Stated goal:
Report all lines holding "this".

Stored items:
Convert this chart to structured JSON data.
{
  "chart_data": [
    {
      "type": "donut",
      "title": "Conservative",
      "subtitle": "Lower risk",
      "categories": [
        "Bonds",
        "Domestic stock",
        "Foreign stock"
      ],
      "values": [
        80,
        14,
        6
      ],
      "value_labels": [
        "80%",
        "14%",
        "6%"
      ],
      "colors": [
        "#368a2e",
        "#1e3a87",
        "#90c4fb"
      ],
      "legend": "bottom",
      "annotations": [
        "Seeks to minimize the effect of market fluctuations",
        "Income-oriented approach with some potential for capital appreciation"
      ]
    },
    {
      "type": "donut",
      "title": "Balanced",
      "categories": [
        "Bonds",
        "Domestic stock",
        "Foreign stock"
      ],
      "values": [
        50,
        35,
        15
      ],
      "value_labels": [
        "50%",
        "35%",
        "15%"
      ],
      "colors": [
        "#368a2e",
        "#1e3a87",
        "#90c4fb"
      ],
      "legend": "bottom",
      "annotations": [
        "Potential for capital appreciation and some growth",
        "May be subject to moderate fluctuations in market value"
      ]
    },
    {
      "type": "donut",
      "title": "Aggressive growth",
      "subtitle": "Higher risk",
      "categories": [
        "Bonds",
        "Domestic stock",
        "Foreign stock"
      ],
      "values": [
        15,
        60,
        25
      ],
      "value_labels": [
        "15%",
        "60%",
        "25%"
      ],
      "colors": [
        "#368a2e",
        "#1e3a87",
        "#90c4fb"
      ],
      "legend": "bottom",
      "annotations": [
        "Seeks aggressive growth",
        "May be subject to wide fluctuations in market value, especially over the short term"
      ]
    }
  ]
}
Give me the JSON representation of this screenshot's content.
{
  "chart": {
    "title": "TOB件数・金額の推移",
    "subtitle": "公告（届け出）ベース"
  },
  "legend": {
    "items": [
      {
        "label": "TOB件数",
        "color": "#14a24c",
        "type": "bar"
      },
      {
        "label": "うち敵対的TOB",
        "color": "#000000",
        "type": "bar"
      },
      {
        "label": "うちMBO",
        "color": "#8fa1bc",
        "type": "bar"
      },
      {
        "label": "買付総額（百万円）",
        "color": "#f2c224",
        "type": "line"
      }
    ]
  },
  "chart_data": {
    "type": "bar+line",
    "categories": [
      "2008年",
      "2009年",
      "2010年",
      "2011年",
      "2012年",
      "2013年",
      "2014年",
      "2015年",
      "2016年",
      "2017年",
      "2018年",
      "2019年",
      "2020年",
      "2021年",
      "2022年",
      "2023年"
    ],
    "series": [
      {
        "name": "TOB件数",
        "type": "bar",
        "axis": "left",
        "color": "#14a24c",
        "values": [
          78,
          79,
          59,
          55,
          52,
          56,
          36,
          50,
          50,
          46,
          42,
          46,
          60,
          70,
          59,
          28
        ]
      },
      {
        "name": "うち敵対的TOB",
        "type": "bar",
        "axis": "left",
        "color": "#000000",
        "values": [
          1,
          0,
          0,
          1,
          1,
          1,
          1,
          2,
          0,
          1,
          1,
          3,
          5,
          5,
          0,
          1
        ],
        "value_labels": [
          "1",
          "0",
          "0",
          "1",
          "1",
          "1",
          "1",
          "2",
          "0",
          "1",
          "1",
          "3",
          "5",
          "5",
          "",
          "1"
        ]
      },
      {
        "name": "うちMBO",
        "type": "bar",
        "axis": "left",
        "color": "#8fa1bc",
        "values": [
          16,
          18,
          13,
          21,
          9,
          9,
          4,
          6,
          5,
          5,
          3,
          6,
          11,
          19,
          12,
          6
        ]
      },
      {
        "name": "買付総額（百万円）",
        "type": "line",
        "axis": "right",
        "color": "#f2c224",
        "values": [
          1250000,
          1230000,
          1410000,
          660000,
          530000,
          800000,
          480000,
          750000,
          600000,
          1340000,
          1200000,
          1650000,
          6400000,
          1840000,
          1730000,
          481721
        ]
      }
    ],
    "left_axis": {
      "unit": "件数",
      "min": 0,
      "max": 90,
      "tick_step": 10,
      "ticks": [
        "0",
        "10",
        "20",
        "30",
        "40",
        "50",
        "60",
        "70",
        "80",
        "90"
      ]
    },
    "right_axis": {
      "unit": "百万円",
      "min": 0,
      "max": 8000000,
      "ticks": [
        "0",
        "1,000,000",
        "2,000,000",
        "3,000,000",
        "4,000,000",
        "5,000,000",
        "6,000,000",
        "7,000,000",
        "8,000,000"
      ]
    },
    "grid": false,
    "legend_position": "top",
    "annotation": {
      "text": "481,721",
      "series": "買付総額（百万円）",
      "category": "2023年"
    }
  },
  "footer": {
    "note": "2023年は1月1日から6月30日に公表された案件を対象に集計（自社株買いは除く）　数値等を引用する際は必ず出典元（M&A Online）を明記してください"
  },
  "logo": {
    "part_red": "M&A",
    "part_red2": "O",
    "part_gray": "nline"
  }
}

Exercise response:
Convert this chart to structured JSON data.
Give me the JSON representation of this screenshot's content.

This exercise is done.